▶ **Directive**: Give the count of lines in the data that include the string "children", with no added remarks.

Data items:
####################
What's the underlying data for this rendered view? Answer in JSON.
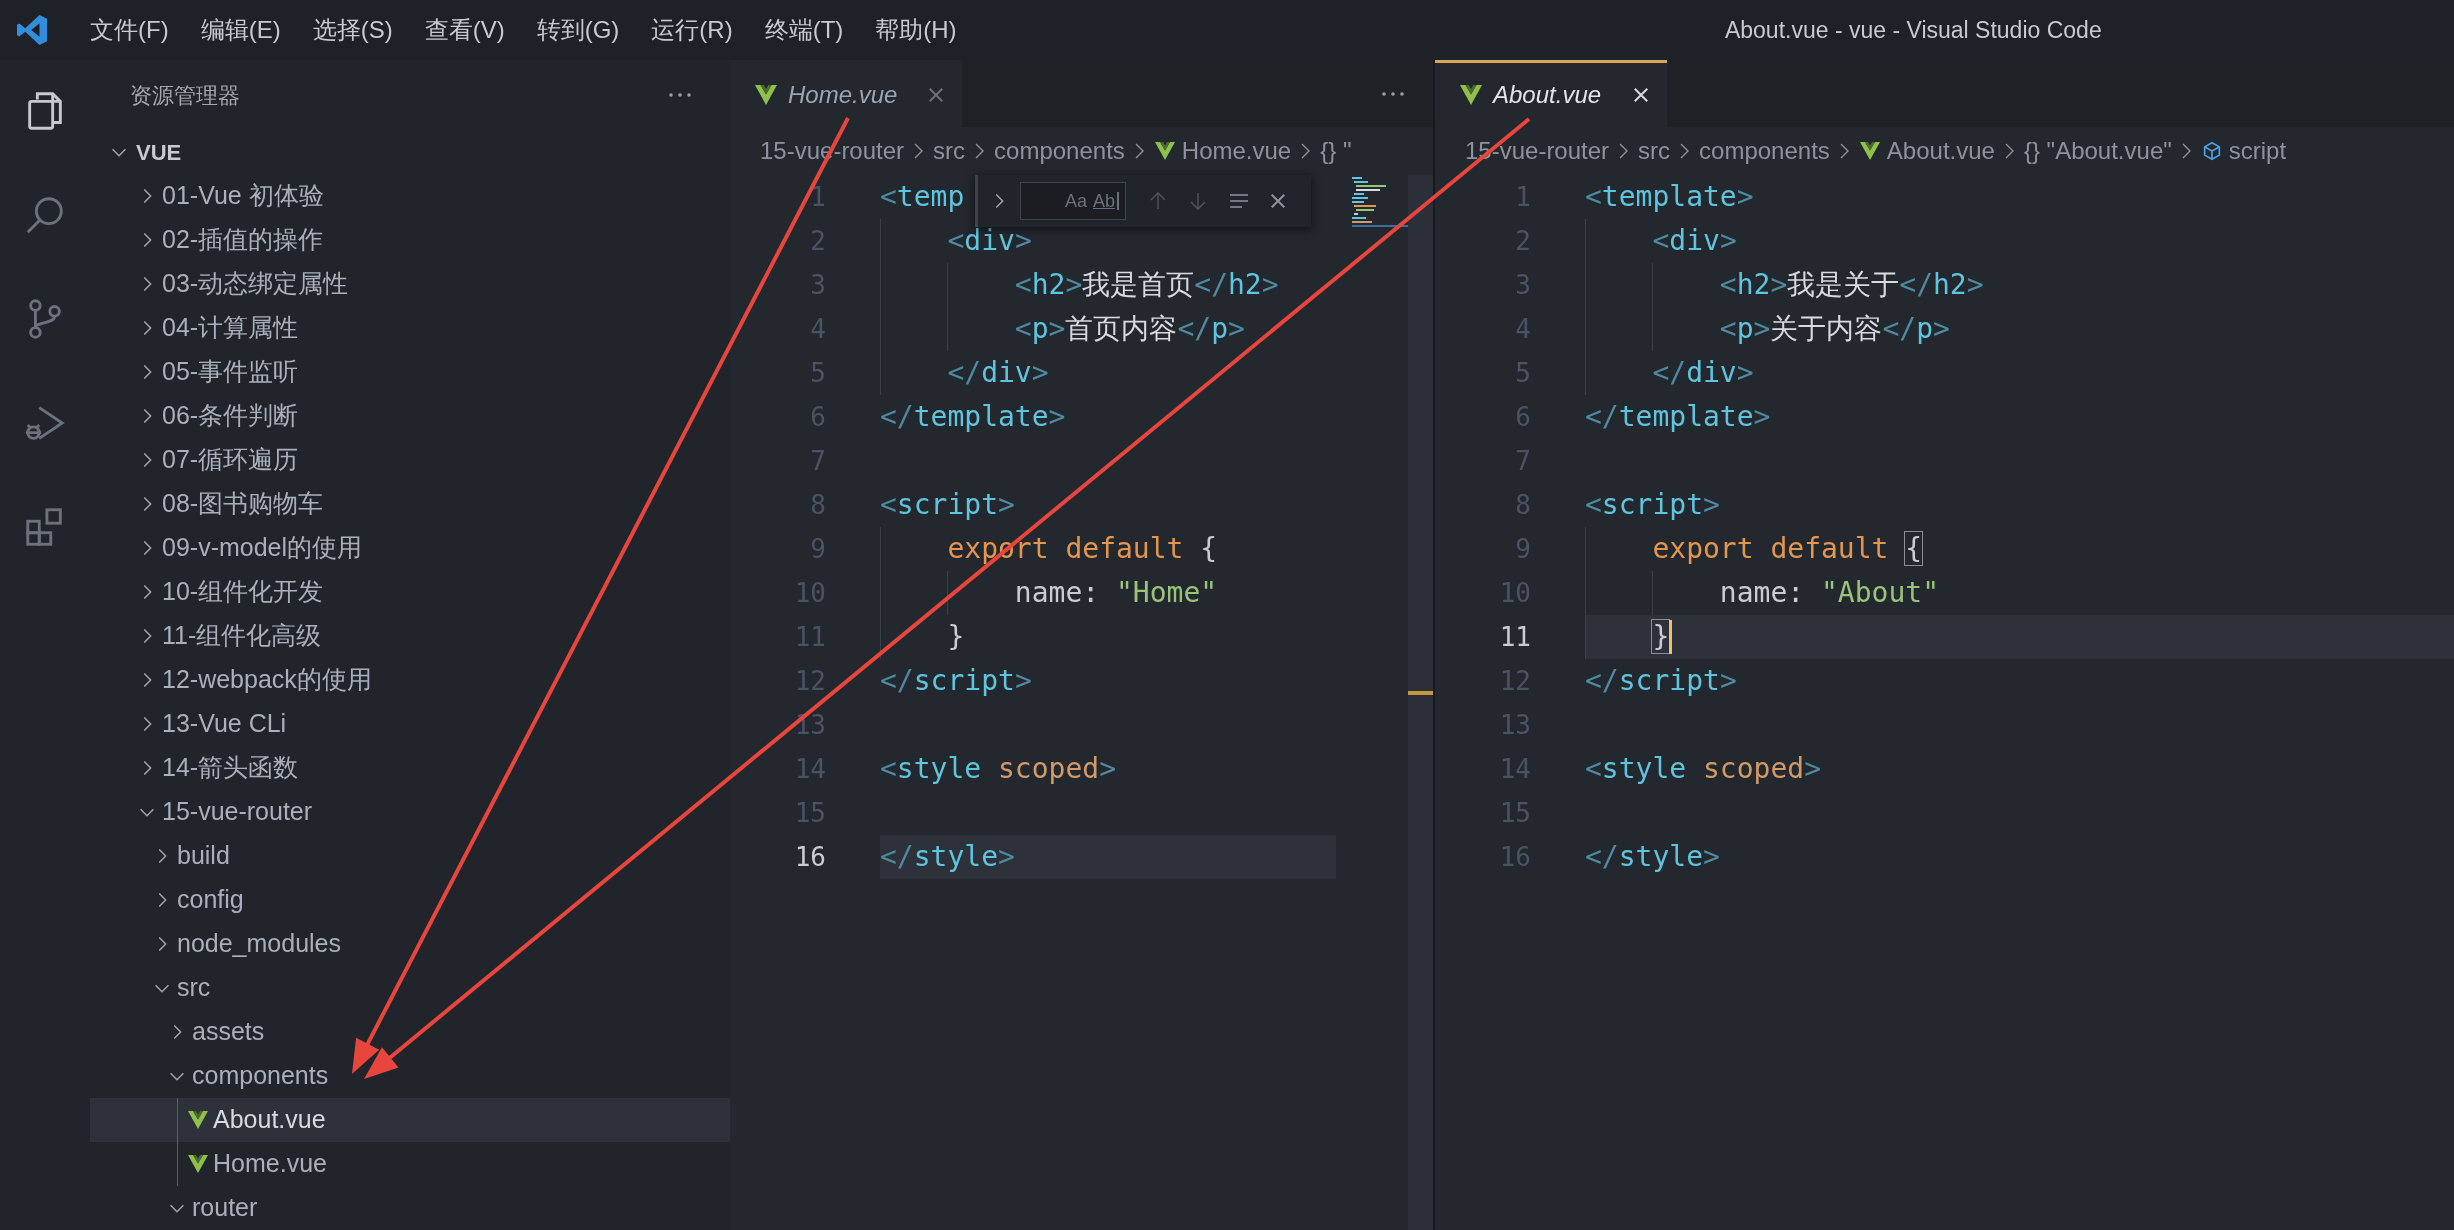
{
  "title_bar": {
    "menus": [
      "文件(F)",
      "编辑(E)",
      "选择(S)",
      "查看(V)",
      "转到(G)",
      "运行(R)",
      "终端(T)",
      "帮助(H)"
    ],
    "title": "About.vue - vue - Visual Studio Code"
  },
  "activity_bar": [
    {
      "kind": "explorer",
      "selected": true
    },
    {
      "kind": "search",
      "selected": false
    },
    {
      "kind": "source-control",
      "selected": false
    },
    {
      "kind": "run-debug",
      "selected": false
    },
    {
      "kind": "extensions",
      "selected": false
    }
  ],
  "explorer": {
    "title": "资源管理器",
    "root": {
      "label": "VUE",
      "expanded": true,
      "children": [
        {
          "kind": "folder",
          "label": "01-Vue 初体验",
          "expanded": false,
          "selected": false
        },
        {
          "kind": "folder",
          "label": "02-插值的操作",
          "expanded": false,
          "selected": false
        },
        {
          "kind": "folder",
          "label": "03-动态绑定属性",
          "expanded": false,
          "selected": false
        },
        {
          "kind": "folder",
          "label": "04-计算属性",
          "expanded": false,
          "selected": false
        },
        {
          "kind": "folder",
          "label": "05-事件监听",
          "expanded": false,
          "selected": false
        },
        {
          "kind": "folder",
          "label": "06-条件判断",
          "expanded": false,
          "selected": false
        },
        {
          "kind": "folder",
          "label": "07-循环遍历",
          "expanded": false,
          "selected": false
        },
        {
          "kind": "folder",
          "label": "08-图书购物车",
          "expanded": false,
          "selected": false
        },
        {
          "kind": "folder",
          "label": "09-v-model的使用",
          "expanded": false,
          "selected": false
        },
        {
          "kind": "folder",
          "label": "10-组件化开发",
          "expanded": false,
          "selected": false
        },
        {
          "kind": "folder",
          "label": "11-组件化高级",
          "expanded": false,
          "selected": false
        },
        {
          "kind": "folder",
          "label": "12-webpack的使用",
          "expanded": false,
          "selected": false
        },
        {
          "kind": "folder",
          "label": "13-Vue CLi",
          "expanded": false,
          "selected": false
        },
        {
          "kind": "folder",
          "label": "14-箭头函数",
          "expanded": false,
          "selected": false
        },
        {
          "kind": "folder",
          "label": "15-vue-router",
          "expanded": true,
          "selected": false,
          "children": [
            {
              "kind": "folder",
              "label": "build",
              "expanded": false,
              "selected": false
            },
            {
              "kind": "folder",
              "label": "config",
              "expanded": false,
              "selected": false
            },
            {
              "kind": "folder",
              "label": "node_modules",
              "expanded": false,
              "selected": false
            },
            {
              "kind": "folder",
              "label": "src",
              "expanded": true,
              "selected": false,
              "children": [
                {
                  "kind": "folder",
                  "label": "assets",
                  "expanded": false,
                  "selected": false
                },
                {
                  "kind": "folder",
                  "label": "components",
                  "expanded": true,
                  "selected": false,
                  "children": [
                    {
                      "kind": "vue-file",
                      "label": "About.vue",
                      "selected": true
                    },
                    {
                      "kind": "vue-file",
                      "label": "Home.vue",
                      "selected": false
                    }
                  ]
                },
                {
                  "kind": "folder",
                  "label": "router",
                  "expanded": true,
                  "selected": false
                }
              ]
            }
          ]
        }
      ]
    }
  },
  "editors": [
    {
      "focused": false,
      "minimap": true,
      "tab": {
        "label": "Home.vue",
        "preview": true
      },
      "breadcrumbs": [
        {
          "kind": "folder",
          "text": "15-vue-router"
        },
        {
          "kind": "folder",
          "text": "src"
        },
        {
          "kind": "folder",
          "text": "components"
        },
        {
          "kind": "vue-file",
          "text": "Home.vue"
        },
        {
          "kind": "object",
          "text": "{} \""
        }
      ],
      "find_widget": {
        "match_case": "Aa",
        "whole_word": "Ab"
      },
      "lines": [
        {
          "number": "1",
          "current": false,
          "tokens": [
            {
              "kind": "bracket",
              "text": "<"
            },
            {
              "kind": "tag",
              "text": "temp"
            }
          ]
        },
        {
          "number": "2",
          "current": false,
          "tokens": [
            {
              "kind": "bracket",
              "text": "    <"
            },
            {
              "kind": "tag",
              "text": "div"
            },
            {
              "kind": "bracket",
              "text": ">"
            }
          ]
        },
        {
          "number": "3",
          "current": false,
          "tokens": [
            {
              "kind": "bracket",
              "text": "        <"
            },
            {
              "kind": "tag",
              "text": "h2"
            },
            {
              "kind": "bracket",
              "text": ">"
            },
            {
              "kind": "text",
              "text": "我是首页"
            },
            {
              "kind": "bracket",
              "text": "</"
            },
            {
              "kind": "tag",
              "text": "h2"
            },
            {
              "kind": "bracket",
              "text": ">"
            }
          ]
        },
        {
          "number": "4",
          "current": false,
          "tokens": [
            {
              "kind": "bracket",
              "text": "        <"
            },
            {
              "kind": "tag",
              "text": "p"
            },
            {
              "kind": "bracket",
              "text": ">"
            },
            {
              "kind": "text",
              "text": "首页内容"
            },
            {
              "kind": "bracket",
              "text": "</"
            },
            {
              "kind": "tag",
              "text": "p"
            },
            {
              "kind": "bracket",
              "text": ">"
            }
          ]
        },
        {
          "number": "5",
          "current": false,
          "tokens": [
            {
              "kind": "bracket",
              "text": "    </"
            },
            {
              "kind": "tag",
              "text": "div"
            },
            {
              "kind": "bracket",
              "text": ">"
            }
          ]
        },
        {
          "number": "6",
          "current": false,
          "tokens": [
            {
              "kind": "bracket",
              "text": "</"
            },
            {
              "kind": "tag",
              "text": "template"
            },
            {
              "kind": "bracket",
              "text": ">"
            }
          ]
        },
        {
          "number": "7",
          "current": false
        },
        {
          "number": "8",
          "current": false,
          "tokens": [
            {
              "kind": "bracket",
              "text": "<"
            },
            {
              "kind": "tag",
              "text": "script"
            },
            {
              "kind": "bracket",
              "text": ">"
            }
          ]
        },
        {
          "number": "9",
          "current": false,
          "tokens": [
            {
              "kind": "keyword",
              "text": "    export default"
            },
            {
              "kind": "brace",
              "text": " {",
              "matched": false
            }
          ]
        },
        {
          "number": "10",
          "current": false,
          "tokens": [
            {
              "kind": "plain",
              "text": "        name: "
            },
            {
              "kind": "string",
              "text": "\"Home\""
            }
          ]
        },
        {
          "number": "11",
          "current": false,
          "tokens": [
            {
              "kind": "brace",
              "text": "    }",
              "matched": false
            }
          ]
        },
        {
          "number": "12",
          "current": false,
          "tokens": [
            {
              "kind": "bracket",
              "text": "</"
            },
            {
              "kind": "tag",
              "text": "script"
            },
            {
              "kind": "bracket",
              "text": ">"
            }
          ]
        },
        {
          "number": "13",
          "current": false
        },
        {
          "number": "14",
          "current": false,
          "tokens": [
            {
              "kind": "bracket",
              "text": "<"
            },
            {
              "kind": "tag",
              "text": "style"
            },
            {
              "kind": "attr",
              "text": " scoped"
            },
            {
              "kind": "bracket",
              "text": ">"
            }
          ]
        },
        {
          "number": "15",
          "current": false
        },
        {
          "number": "16",
          "current": true,
          "tokens": [
            {
              "kind": "bracket",
              "text": "</"
            },
            {
              "kind": "tag",
              "text": "style"
            },
            {
              "kind": "bracket",
              "text": ">"
            }
          ]
        }
      ]
    },
    {
      "focused": true,
      "tab": {
        "label": "About.vue",
        "preview": true
      },
      "breadcrumbs": [
        {
          "kind": "folder",
          "text": "15-vue-router"
        },
        {
          "kind": "folder",
          "text": "src"
        },
        {
          "kind": "folder",
          "text": "components"
        },
        {
          "kind": "vue-file",
          "text": "About.vue"
        },
        {
          "kind": "object",
          "text": "{} \"About.vue\""
        },
        {
          "kind": "element",
          "text": "script"
        }
      ],
      "lines": [
        {
          "number": "1",
          "current": false,
          "tokens": [
            {
              "kind": "bracket",
              "text": "<"
            },
            {
              "kind": "tag",
              "text": "template"
            },
            {
              "kind": "bracket",
              "text": ">"
            }
          ]
        },
        {
          "number": "2",
          "current": false,
          "tokens": [
            {
              "kind": "bracket",
              "text": "    <"
            },
            {
              "kind": "tag",
              "text": "div"
            },
            {
              "kind": "bracket",
              "text": ">"
            }
          ]
        },
        {
          "number": "3",
          "current": false,
          "tokens": [
            {
              "kind": "bracket",
              "text": "        <"
            },
            {
              "kind": "tag",
              "text": "h2"
            },
            {
              "kind": "bracket",
              "text": ">"
            },
            {
              "kind": "text",
              "text": "我是关于"
            },
            {
              "kind": "bracket",
              "text": "</"
            },
            {
              "kind": "tag",
              "text": "h2"
            },
            {
              "kind": "bracket",
              "text": ">"
            }
          ]
        },
        {
          "number": "4",
          "current": false,
          "tokens": [
            {
              "kind": "bracket",
              "text": "        <"
            },
            {
              "kind": "tag",
              "text": "p"
            },
            {
              "kind": "bracket",
              "text": ">"
            },
            {
              "kind": "text",
              "text": "关于内容"
            },
            {
              "kind": "bracket",
              "text": "</"
            },
            {
              "kind": "tag",
              "text": "p"
            },
            {
              "kind": "bracket",
              "text": ">"
            }
          ]
        },
        {
          "number": "5",
          "current": false,
          "tokens": [
            {
              "kind": "bracket",
              "text": "    </"
            },
            {
              "kind": "tag",
              "text": "div"
            },
            {
              "kind": "bracket",
              "text": ">"
            }
          ]
        },
        {
          "number": "6",
          "current": false,
          "tokens": [
            {
              "kind": "bracket",
              "text": "</"
            },
            {
              "kind": "tag",
              "text": "template"
            },
            {
              "kind": "bracket",
              "text": ">"
            }
          ]
        },
        {
          "number": "7",
          "current": false
        },
        {
          "number": "8",
          "current": false,
          "tokens": [
            {
              "kind": "bracket",
              "text": "<"
            },
            {
              "kind": "tag",
              "text": "script"
            },
            {
              "kind": "bracket",
              "text": ">"
            }
          ]
        },
        {
          "number": "9",
          "current": false,
          "tokens": [
            {
              "kind": "keyword",
              "text": "    export default"
            },
            {
              "kind": "brace",
              "text": " {",
              "matched": true
            }
          ]
        },
        {
          "number": "10",
          "current": false,
          "tokens": [
            {
              "kind": "plain",
              "text": "        name: "
            },
            {
              "kind": "string",
              "text": "\"About\""
            }
          ]
        },
        {
          "number": "11",
          "current": true,
          "tokens": [
            {
              "kind": "brace",
              "text": "    }",
              "matched": true
            }
          ]
        },
        {
          "number": "12",
          "current": false,
          "tokens": [
            {
              "kind": "bracket",
              "text": "</"
            },
            {
              "kind": "tag",
              "text": "script"
            },
            {
              "kind": "bracket",
              "text": ">"
            }
          ]
        },
        {
          "number": "13",
          "current": false
        },
        {
          "number": "14",
          "current": false,
          "tokens": [
            {
              "kind": "bracket",
              "text": "<"
            },
            {
              "kind": "tag",
              "text": "style"
            },
            {
              "kind": "attr",
              "text": " scoped"
            },
            {
              "kind": "bracket",
              "text": ">"
            }
          ]
        },
        {
          "number": "15",
          "current": false
        },
        {
          "number": "16",
          "current": false,
          "tokens": [
            {
              "kind": "bracket",
              "text": "</"
            },
            {
              "kind": "tag",
              "text": "style"
            },
            {
              "kind": "bracket",
              "text": ">"
            }
          ]
        }
      ]
    }
  ]
}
####################
▶ **Completed task**: 4